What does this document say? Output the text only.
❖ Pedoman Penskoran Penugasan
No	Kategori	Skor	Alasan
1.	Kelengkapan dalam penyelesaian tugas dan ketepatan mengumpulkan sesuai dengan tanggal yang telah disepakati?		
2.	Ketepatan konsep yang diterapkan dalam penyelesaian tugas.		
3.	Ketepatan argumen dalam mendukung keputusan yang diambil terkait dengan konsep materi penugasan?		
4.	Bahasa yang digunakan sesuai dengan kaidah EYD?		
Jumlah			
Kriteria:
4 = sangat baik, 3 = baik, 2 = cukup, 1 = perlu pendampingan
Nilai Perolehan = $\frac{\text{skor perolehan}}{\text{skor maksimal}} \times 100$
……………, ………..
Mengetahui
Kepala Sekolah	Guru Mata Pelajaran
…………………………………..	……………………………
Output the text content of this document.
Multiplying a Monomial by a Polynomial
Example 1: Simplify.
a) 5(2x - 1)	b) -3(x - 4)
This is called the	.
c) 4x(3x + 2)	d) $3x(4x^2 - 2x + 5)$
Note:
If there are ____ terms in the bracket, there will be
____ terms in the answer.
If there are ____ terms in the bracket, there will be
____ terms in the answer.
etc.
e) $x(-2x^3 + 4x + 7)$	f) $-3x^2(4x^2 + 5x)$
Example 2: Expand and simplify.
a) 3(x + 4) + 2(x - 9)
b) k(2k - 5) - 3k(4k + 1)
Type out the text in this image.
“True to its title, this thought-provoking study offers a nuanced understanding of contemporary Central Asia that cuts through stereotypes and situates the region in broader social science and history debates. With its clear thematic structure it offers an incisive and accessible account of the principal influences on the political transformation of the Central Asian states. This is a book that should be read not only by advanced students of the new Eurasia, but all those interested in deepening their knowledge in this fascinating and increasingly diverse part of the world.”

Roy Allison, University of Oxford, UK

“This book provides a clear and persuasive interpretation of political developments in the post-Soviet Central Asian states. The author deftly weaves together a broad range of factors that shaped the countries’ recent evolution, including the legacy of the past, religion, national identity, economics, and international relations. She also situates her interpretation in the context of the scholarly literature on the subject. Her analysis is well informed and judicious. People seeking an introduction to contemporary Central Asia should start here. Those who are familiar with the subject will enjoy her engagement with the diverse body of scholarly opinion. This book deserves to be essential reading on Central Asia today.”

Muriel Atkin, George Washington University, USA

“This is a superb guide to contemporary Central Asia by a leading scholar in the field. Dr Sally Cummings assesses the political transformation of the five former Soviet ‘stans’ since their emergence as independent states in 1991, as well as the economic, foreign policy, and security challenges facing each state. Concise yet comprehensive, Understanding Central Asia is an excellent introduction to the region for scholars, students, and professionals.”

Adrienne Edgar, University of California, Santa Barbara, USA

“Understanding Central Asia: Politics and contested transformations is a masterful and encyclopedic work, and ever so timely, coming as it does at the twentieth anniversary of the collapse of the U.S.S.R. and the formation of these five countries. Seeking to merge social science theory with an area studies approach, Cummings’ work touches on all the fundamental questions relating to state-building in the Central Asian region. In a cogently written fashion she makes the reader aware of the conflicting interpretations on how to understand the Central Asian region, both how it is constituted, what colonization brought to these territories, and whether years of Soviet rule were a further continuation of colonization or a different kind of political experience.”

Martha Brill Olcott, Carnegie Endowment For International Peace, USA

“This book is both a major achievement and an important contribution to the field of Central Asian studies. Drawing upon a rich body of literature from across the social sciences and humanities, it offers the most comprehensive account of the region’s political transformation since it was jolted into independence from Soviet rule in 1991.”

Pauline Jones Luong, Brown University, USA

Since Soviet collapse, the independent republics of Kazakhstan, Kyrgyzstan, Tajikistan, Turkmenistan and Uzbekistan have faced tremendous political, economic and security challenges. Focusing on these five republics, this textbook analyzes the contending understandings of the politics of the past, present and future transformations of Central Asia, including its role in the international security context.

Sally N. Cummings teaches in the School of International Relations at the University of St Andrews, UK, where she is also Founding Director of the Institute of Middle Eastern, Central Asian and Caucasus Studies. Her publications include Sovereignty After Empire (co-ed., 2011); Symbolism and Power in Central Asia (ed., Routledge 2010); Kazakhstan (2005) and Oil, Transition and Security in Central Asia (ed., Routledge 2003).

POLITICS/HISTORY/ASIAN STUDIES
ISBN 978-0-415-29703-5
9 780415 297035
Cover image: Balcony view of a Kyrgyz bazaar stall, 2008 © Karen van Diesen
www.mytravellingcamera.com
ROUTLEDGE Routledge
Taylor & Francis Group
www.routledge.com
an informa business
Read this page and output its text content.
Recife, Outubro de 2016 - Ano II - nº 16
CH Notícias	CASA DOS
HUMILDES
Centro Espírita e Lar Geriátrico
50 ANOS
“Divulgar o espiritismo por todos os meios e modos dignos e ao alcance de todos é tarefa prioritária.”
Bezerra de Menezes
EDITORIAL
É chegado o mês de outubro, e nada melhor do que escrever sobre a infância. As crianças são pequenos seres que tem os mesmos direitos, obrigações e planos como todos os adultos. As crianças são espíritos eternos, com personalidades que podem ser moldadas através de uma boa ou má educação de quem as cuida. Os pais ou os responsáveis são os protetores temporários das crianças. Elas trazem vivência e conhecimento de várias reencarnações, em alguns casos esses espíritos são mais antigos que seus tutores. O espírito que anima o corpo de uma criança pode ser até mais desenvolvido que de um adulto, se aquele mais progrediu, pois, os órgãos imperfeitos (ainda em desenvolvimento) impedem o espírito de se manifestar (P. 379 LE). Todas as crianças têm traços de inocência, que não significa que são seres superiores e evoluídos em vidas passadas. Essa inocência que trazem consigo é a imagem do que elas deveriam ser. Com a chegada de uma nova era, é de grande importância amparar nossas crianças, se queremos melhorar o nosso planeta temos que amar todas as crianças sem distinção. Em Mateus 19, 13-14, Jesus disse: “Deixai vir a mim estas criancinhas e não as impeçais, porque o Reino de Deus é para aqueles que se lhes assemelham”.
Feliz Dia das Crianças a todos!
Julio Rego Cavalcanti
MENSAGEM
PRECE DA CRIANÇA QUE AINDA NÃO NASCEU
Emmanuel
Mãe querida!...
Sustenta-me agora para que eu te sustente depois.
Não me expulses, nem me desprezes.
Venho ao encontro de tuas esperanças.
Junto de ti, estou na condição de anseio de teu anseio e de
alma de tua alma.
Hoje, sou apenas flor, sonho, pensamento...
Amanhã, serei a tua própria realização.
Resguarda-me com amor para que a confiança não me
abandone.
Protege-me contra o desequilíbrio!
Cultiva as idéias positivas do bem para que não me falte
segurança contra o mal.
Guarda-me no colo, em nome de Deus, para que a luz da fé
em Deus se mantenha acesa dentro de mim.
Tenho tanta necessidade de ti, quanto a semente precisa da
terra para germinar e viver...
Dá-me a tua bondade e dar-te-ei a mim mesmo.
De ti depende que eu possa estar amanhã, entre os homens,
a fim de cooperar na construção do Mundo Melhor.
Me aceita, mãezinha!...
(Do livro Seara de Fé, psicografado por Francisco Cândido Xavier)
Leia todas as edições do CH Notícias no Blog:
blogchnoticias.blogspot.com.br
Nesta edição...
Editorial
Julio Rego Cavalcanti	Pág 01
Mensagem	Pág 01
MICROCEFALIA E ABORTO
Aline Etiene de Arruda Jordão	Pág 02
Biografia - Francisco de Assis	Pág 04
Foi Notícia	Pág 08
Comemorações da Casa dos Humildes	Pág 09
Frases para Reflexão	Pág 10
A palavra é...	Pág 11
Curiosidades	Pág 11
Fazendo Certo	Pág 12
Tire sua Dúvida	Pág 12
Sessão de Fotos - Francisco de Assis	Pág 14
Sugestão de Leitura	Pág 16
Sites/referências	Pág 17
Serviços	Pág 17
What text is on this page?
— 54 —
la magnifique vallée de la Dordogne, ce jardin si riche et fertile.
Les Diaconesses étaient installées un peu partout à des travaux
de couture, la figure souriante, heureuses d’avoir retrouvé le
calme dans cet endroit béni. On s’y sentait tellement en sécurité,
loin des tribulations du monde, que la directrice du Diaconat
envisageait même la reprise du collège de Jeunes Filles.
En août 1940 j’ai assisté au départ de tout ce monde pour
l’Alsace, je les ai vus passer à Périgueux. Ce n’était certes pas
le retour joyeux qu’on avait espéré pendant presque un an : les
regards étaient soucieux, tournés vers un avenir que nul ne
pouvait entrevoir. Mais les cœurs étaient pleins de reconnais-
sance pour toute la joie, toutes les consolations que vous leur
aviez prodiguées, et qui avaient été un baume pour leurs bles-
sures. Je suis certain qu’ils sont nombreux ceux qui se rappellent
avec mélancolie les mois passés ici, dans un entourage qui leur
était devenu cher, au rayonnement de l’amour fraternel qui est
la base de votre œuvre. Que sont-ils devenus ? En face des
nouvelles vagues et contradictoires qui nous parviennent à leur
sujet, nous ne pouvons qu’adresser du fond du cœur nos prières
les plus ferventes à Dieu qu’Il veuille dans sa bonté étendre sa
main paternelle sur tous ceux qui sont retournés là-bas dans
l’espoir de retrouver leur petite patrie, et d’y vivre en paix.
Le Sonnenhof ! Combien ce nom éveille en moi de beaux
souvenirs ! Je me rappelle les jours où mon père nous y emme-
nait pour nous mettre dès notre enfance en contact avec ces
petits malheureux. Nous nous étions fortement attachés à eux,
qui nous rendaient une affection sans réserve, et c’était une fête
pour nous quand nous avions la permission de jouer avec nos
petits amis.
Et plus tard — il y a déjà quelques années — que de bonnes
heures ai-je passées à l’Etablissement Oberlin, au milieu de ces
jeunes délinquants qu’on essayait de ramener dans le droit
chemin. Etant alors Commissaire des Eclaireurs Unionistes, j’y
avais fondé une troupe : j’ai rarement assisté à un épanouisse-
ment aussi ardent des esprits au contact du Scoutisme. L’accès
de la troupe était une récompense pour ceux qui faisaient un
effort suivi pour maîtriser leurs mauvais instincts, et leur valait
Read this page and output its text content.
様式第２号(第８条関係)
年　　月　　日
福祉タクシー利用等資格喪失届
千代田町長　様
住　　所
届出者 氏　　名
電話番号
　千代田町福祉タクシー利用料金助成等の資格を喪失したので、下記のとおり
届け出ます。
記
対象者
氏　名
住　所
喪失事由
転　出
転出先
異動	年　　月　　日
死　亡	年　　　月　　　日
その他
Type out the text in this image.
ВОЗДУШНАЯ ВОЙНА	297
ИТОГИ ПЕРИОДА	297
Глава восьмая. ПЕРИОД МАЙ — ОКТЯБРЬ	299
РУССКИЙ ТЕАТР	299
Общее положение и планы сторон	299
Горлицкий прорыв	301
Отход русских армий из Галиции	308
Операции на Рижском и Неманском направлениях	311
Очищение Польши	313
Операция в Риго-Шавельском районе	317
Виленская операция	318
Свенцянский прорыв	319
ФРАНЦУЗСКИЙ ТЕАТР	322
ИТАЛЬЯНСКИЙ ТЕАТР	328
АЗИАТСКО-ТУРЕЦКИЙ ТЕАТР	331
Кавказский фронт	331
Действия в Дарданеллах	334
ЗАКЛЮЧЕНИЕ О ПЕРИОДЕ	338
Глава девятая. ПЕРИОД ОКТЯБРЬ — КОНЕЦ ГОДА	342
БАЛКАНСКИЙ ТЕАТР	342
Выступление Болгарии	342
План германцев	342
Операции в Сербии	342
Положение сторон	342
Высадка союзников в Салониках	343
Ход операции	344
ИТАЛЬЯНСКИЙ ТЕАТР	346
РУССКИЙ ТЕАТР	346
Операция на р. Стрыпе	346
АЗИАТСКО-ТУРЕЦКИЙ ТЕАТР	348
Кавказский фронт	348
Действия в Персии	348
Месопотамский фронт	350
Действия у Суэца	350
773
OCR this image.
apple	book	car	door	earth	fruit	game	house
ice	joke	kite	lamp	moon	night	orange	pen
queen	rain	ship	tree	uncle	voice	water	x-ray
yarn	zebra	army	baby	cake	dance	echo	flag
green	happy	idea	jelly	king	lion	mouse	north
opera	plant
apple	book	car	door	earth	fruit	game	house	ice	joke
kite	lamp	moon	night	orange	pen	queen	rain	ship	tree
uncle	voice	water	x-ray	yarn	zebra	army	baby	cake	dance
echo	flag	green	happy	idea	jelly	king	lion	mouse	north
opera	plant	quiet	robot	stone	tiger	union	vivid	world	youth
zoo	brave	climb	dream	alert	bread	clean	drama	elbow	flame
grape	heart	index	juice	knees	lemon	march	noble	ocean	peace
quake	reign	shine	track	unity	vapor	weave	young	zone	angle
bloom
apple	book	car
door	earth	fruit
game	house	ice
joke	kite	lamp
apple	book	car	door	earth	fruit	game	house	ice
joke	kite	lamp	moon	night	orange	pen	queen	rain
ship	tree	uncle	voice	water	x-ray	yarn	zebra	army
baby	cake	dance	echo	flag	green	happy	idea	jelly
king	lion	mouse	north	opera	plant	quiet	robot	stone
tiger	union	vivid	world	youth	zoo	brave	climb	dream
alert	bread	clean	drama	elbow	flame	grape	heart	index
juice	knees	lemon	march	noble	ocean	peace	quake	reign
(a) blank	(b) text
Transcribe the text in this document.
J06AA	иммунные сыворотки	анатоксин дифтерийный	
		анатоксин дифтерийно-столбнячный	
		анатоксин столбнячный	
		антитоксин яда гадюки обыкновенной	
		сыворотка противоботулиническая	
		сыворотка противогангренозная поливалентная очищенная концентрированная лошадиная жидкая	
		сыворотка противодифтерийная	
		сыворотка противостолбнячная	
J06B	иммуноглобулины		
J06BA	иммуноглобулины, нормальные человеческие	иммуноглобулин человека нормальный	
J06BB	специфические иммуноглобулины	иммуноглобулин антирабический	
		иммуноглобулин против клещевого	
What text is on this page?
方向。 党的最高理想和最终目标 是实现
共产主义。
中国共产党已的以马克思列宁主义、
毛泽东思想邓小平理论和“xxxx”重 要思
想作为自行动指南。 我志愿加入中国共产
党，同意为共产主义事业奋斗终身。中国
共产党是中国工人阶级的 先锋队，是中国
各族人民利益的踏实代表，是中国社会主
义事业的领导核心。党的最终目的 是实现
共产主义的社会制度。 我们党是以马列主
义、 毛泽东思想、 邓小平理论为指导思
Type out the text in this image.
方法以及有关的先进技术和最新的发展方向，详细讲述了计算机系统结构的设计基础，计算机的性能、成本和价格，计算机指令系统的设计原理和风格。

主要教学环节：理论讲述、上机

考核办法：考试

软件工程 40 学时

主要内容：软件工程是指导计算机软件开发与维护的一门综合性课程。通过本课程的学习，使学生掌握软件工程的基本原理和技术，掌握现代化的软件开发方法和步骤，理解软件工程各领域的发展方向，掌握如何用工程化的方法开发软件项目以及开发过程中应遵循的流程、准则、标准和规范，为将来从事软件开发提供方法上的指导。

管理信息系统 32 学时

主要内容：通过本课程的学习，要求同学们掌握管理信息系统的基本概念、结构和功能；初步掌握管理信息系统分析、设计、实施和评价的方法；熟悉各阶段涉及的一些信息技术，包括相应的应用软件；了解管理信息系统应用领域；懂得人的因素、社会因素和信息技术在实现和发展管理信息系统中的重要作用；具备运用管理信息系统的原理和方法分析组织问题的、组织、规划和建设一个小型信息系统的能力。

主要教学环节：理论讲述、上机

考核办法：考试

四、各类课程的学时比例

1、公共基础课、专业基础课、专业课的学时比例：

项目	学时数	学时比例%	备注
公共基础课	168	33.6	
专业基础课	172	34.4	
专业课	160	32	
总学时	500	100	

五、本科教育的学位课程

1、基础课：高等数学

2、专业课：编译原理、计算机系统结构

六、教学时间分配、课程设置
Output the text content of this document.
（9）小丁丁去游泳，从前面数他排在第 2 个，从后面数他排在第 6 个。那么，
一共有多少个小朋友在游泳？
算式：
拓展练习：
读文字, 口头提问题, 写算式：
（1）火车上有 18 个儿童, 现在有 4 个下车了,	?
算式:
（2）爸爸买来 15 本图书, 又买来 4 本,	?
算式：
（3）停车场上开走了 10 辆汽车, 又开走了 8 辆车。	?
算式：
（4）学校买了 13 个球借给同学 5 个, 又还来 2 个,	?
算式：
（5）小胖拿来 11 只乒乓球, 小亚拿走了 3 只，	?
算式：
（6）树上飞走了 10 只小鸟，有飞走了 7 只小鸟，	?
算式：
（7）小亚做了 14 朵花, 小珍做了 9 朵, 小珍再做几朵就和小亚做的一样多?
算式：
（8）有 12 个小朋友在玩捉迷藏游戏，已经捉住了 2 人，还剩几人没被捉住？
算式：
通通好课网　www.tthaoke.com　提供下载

═══

→ DIRECTION
In the records above, locate every line with the string "voice" and copy it.

→ CORRECT RESPONSE
queen	rain	ship	tree	uncle	voice	water	x-ray
uncle	voice	water	x-ray	yarn	zebra	army	baby	cake	dance
ship	tree	uncle	voice	water	x-ray	yarn	zebra	army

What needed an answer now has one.